#### What is expected
Write out the entries verbatim and leave the images out of the copy.

Raw records
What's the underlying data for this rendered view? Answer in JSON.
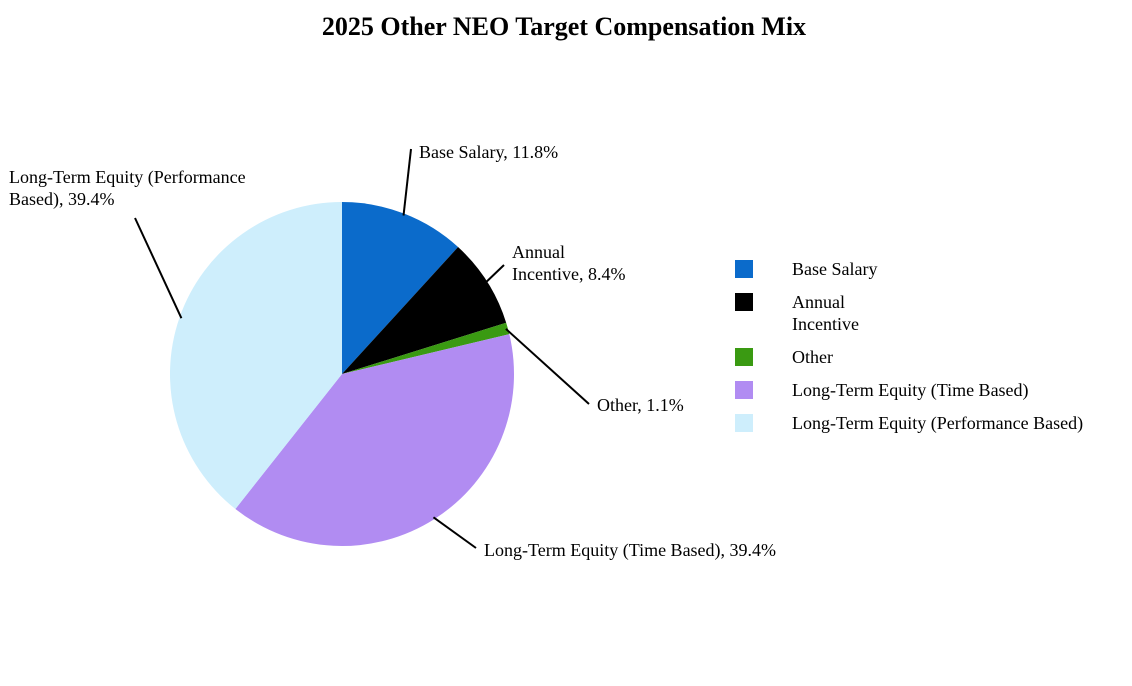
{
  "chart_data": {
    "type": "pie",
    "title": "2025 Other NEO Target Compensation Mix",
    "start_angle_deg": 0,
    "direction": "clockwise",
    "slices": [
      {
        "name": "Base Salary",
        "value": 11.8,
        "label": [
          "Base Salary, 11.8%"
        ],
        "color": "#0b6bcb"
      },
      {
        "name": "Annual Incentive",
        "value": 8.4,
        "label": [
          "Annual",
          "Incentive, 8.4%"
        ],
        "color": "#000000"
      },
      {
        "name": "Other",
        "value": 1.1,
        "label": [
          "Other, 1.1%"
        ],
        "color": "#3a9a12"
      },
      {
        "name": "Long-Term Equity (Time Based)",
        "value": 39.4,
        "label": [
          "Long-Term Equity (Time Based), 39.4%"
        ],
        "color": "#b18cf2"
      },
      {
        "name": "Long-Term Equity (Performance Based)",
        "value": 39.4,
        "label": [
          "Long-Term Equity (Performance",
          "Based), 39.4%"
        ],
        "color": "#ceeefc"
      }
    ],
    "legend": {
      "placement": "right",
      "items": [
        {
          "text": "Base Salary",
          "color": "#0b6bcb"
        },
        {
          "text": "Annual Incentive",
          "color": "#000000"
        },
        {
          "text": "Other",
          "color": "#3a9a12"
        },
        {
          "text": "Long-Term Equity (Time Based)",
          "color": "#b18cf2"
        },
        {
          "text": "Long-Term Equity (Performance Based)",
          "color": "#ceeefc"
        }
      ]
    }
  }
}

#### Answer to this problem
What's the underlying data for this rendered view? Answer in JSON.
{
  "chart_data": {
    "type": "pie",
    "title": "2025 Other NEO Target Compensation Mix",
    "start_angle_deg": 0,
    "direction": "clockwise",
    "slices": [
      {
        "name": "Base Salary",
        "value": 11.8,
        "label": [
          "Base Salary, 11.8%"
        ],
        "color": "#0b6bcb"
      },
      {
        "name": "Annual Incentive",
        "value": 8.4,
        "label": [
          "Annual",
          "Incentive, 8.4%"
        ],
        "color": "#000000"
      },
      {
        "name": "Other",
        "value": 1.1,
        "label": [
          "Other, 1.1%"
        ],
        "color": "#3a9a12"
      },
      {
        "name": "Long-Term Equity (Time Based)",
        "value": 39.4,
        "label": [
          "Long-Term Equity (Time Based), 39.4%"
        ],
        "color": "#b18cf2"
      },
      {
        "name": "Long-Term Equity (Performance Based)",
        "value": 39.4,
        "label": [
          "Long-Term Equity (Performance",
          "Based), 39.4%"
        ],
        "color": "#ceeefc"
      }
    ],
    "legend": {
      "placement": "right",
      "items": [
        {
          "text": "Base Salary",
          "color": "#0b6bcb"
        },
        {
          "text": "Annual Incentive",
          "color": "#000000"
        },
        {
          "text": "Other",
          "color": "#3a9a12"
        },
        {
          "text": "Long-Term Equity (Time Based)",
          "color": "#b18cf2"
        },
        {
          "text": "Long-Term Equity (Performance Based)",
          "color": "#ceeefc"
        }
      ]
    }
  }
}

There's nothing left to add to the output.